[Fragmento para leer]
"""

Esta distancia ayuda a explicar por qué el malestar salarial persiste aun cuando se comunican mejoras macroeconómicas. Para muchos hogares, los precios de alimentos, servicios y gastos básicos siguen presionando el consumo real.
Reforma laboral y expectativas de cambio
El informe conecta este malestar con un dato político relevante: en noviembre, el 55% se manifestó a favor de avanzar con una reforma laboral. Esto indica que, incluso con ingresos deteriorados, existe una base social dispuesta a acompañar cambios en las reglas si percibe que pueden mejorar el funcionamiento del empleo y la economía.
En este marco, parte del electorado parece apostar a transformaciones estructurales como vía para recomponer el mediano plazo, aun cuando el impacto inmediato siga siendo negativo.
Cómo evalúan hoy la economía del país
La mirada sobre la economía argentina sigue siendo mayoritariamente crítica, pero con matices:
- 48,2% califica la situación como negativa.
- 31,4% la evalúa como positiva.
- 20,1% la define como regular.
El gráfico de evolución del MOP muestra un leve corrimiento: crece el porcentaje de quienes ven la economía con mejores ojos en comparación con meses anteriores. Esto sugiere un clima de transición, donde conviven señales de estabilización con un fuerte desgaste en los ingresos.
Expectativas para 2026: un país dividido
Las proyecciones hacia 2026 muestran un escenario prácticamente partido:
- 48% cree que la situación será negativa.
- 47,4% proyecta un escenario positivo.
Sin embargo, el informe agrega un dato clave: la intensidad del pesimismo es mayor.
- 39,6% se declara muy pesimista.
- 27,4% se declara muy optimista.
Esto refleja que, aunque crecen algunas expectativas favorables, todavía hay un núcleo fuerte de incertidumbre y desconfianza sobre el futuro económico.
Venezuela y política exterior: un espejo de la grieta
Uno de los capítulos más llamativos del informe es el dedicado a Venezuela. La encuesta midió el posicionamiento frente a una eventual intervención de Estados Unidos:
- 48,3% a favor de una intervención militar.
- 42,9% en contra.
La segmentación política muestra una fuerte polarización:
- Entre votantes de Milei, 90,1% apoya la intervención.
- Entre opositores, 86,3% está en contra.
Sobre el rol de Argentina:
- 38,4% cree que debería apoyar a Estados Unidos.
- 36,5% optar por condenar la intervención.
- 22,5% mantener neutralidad.

"""

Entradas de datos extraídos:
"""

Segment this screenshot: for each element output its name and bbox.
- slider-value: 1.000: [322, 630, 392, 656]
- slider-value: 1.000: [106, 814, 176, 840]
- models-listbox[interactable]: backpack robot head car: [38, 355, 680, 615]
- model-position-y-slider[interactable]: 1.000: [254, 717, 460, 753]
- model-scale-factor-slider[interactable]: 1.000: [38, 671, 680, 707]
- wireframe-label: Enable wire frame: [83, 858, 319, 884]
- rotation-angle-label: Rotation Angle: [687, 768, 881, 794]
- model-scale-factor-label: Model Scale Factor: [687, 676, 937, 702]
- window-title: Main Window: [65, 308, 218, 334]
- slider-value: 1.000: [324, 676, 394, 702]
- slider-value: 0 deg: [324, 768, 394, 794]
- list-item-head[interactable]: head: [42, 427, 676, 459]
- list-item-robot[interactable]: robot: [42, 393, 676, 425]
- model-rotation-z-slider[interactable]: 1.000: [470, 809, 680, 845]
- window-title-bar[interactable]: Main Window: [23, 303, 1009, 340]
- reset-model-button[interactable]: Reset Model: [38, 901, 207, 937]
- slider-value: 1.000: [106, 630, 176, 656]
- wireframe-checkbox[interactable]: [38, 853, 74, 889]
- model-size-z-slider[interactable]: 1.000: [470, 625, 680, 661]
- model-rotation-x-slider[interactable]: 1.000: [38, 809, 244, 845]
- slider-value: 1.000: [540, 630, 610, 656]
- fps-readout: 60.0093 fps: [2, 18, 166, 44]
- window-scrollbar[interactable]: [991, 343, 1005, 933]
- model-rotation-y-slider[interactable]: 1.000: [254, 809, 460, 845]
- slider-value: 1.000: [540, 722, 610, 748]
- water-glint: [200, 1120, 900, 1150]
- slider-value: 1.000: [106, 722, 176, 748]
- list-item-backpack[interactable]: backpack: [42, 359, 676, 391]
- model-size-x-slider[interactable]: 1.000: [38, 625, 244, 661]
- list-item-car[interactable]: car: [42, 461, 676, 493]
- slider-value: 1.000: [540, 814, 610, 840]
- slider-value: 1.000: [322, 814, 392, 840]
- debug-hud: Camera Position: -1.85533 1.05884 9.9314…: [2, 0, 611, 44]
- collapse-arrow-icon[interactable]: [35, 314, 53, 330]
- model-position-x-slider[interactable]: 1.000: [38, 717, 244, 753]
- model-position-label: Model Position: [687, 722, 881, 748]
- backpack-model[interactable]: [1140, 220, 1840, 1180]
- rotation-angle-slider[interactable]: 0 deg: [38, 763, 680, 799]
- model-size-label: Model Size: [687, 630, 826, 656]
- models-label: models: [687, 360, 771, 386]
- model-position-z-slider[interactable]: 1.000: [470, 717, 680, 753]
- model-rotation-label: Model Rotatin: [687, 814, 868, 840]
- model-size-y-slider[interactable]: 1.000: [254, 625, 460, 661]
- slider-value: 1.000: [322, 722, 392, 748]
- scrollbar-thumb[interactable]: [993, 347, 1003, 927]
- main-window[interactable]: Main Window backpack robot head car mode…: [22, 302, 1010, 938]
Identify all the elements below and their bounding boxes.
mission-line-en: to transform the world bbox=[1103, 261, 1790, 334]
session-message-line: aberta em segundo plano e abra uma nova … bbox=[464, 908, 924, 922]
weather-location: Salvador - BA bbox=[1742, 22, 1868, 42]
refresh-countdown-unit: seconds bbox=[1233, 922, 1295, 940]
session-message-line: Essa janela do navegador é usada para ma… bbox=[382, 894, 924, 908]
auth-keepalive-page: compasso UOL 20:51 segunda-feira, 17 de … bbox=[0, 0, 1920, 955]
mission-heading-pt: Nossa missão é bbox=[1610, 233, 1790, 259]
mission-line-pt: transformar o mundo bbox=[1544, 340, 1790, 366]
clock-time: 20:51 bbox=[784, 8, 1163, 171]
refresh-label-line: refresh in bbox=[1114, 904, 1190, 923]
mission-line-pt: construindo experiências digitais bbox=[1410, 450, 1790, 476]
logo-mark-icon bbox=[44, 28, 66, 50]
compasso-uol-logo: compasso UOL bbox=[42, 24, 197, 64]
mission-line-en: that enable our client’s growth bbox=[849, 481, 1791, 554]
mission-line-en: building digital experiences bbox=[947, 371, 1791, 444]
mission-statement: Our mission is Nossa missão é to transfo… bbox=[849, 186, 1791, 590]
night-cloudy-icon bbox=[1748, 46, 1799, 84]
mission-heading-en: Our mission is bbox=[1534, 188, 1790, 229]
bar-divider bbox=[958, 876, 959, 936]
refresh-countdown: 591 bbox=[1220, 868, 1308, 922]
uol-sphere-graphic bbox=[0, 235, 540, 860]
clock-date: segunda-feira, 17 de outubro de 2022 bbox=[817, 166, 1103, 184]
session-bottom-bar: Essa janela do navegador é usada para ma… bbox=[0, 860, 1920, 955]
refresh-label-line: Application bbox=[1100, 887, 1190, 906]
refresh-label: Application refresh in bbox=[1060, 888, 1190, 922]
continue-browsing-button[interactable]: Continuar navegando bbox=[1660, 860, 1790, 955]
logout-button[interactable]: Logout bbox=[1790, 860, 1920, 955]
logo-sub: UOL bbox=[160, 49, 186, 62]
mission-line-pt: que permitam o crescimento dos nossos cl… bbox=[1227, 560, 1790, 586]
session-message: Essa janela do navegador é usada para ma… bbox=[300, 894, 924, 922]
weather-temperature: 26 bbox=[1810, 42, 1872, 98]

"""

[Lista de tareas]
a – Traduce al inglés esta oración del fragmento sobre la encuesta: "Sin embargo, el informe agrega un dato clave: la intensidad del pesimismo es mayor."
b – Devuelve, por favor, sin ningún cambio el pasaje del fragmento sobre la encuesta que comienza en "Sin embargo, el" y termina en "condenar la intervención.".

[Soluciones]
a – However, the report adds a key fact: the intensity of pessimism is greater.

b –
Sin embargo, el informe agrega un dato clave: la intensidad del pesimismo es mayor.
- 39,6% se declara muy pesimista.
- 27,4% se declara muy optimista.
Esto refleja que, aunque crecen algunas expectativas favorables, todavía hay un núcleo fuerte de incertidumbre y desconfianza sobre el futuro económico.
Venezuela y política exterior: un espejo de la grieta
Uno de los capítulos más llamativos del informe es el dedicado a Venezuela. La encuesta midió el posicionamiento frente a una eventual intervención de Estados Unidos:
- 48,3% a favor de una intervención militar.
- 42,9% en contra.
La segmentación política muestra una fuerte polarización:
- Entre votantes de Milei, 90,1% apoya la intervención.
- Entre opositores, 86,3% está en contra.
Sobre el rol de Argentina:
- 38,4% cree que debería apoyar a Estados Unidos.
- 36,5% optar por condenar la intervención.